** begin ENTRIES SHOWN **

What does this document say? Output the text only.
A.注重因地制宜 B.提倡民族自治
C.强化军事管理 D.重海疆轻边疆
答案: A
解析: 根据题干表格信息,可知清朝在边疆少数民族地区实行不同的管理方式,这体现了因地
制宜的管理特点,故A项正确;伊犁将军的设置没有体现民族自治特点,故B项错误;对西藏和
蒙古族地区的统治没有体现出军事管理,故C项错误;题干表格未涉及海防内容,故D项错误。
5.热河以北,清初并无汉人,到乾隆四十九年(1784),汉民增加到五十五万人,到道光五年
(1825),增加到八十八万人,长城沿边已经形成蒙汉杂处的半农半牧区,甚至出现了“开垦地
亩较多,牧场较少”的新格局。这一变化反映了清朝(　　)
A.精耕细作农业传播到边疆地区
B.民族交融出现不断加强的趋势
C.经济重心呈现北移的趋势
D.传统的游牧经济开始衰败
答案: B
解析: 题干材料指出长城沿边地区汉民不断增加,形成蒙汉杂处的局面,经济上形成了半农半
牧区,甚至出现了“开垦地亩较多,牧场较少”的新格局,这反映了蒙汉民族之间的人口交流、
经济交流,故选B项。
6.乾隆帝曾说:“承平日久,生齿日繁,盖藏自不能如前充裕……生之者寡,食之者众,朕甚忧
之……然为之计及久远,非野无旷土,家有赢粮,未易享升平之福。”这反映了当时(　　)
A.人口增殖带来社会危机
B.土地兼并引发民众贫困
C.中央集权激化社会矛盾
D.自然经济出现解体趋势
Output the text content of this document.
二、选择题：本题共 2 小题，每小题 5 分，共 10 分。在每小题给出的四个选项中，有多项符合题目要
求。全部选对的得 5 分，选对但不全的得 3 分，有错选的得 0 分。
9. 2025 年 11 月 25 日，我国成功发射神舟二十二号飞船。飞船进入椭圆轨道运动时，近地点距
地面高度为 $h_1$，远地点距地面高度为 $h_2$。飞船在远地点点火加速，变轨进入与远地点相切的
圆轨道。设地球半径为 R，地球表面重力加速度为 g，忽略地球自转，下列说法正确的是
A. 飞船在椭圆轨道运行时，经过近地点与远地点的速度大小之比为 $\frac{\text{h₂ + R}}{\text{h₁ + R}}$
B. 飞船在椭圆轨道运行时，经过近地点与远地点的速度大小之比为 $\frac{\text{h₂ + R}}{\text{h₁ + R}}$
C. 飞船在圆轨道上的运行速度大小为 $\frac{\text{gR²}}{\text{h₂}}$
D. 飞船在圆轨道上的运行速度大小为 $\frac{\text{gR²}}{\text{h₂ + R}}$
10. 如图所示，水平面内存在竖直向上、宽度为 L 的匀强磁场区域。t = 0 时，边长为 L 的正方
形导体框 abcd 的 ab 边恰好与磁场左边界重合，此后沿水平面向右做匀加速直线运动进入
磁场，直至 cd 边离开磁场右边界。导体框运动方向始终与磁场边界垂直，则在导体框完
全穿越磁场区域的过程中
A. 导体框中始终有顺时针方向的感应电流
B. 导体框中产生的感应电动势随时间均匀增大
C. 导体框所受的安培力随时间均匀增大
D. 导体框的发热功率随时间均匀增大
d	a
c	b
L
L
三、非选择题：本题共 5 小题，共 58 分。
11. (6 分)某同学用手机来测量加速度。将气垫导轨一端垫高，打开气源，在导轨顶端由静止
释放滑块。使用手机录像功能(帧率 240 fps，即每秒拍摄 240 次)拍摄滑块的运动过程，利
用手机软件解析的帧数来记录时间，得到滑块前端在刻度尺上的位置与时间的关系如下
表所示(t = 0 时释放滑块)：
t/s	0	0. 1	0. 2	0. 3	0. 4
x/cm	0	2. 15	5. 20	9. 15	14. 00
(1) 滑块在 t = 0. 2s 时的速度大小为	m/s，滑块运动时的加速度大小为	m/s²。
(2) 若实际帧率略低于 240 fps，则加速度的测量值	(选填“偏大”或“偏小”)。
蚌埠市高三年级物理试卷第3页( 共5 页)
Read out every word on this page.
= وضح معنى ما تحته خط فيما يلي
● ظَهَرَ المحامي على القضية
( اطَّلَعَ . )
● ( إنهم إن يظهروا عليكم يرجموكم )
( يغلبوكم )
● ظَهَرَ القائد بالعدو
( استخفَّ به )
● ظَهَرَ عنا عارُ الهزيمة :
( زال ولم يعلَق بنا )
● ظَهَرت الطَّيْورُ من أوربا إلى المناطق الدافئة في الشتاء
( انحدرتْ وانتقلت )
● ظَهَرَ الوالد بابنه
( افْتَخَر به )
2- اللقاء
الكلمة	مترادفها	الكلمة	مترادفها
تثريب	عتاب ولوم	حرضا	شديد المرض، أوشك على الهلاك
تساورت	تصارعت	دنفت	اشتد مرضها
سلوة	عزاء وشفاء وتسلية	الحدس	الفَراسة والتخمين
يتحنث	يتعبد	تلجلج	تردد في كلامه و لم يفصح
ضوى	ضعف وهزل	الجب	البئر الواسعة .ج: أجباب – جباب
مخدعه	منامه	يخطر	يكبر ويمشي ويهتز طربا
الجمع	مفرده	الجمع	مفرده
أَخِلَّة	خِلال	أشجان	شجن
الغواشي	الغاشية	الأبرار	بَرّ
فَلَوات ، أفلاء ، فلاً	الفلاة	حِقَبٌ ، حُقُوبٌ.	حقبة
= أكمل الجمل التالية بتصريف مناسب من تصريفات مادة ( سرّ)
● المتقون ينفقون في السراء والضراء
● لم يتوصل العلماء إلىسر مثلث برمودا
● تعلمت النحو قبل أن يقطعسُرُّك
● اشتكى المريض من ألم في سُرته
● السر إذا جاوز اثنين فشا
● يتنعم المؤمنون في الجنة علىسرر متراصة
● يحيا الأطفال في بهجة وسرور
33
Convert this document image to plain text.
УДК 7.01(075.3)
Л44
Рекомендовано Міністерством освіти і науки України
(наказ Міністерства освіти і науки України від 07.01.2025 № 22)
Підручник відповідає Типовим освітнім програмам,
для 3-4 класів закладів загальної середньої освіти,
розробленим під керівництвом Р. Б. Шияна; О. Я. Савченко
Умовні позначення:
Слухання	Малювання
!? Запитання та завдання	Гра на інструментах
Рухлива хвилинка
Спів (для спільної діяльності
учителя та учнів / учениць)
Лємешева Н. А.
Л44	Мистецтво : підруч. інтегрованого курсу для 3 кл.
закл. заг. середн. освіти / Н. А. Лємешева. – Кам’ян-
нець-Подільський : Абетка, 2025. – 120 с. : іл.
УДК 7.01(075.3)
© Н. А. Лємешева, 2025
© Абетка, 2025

** end ENTRIES SHOWN **

WORK REQUIRED – Locate each line containing the string "Output" and show it.

REPLY TO THE TASK –
What does this document say? Output the text only.
Output the text content of this document.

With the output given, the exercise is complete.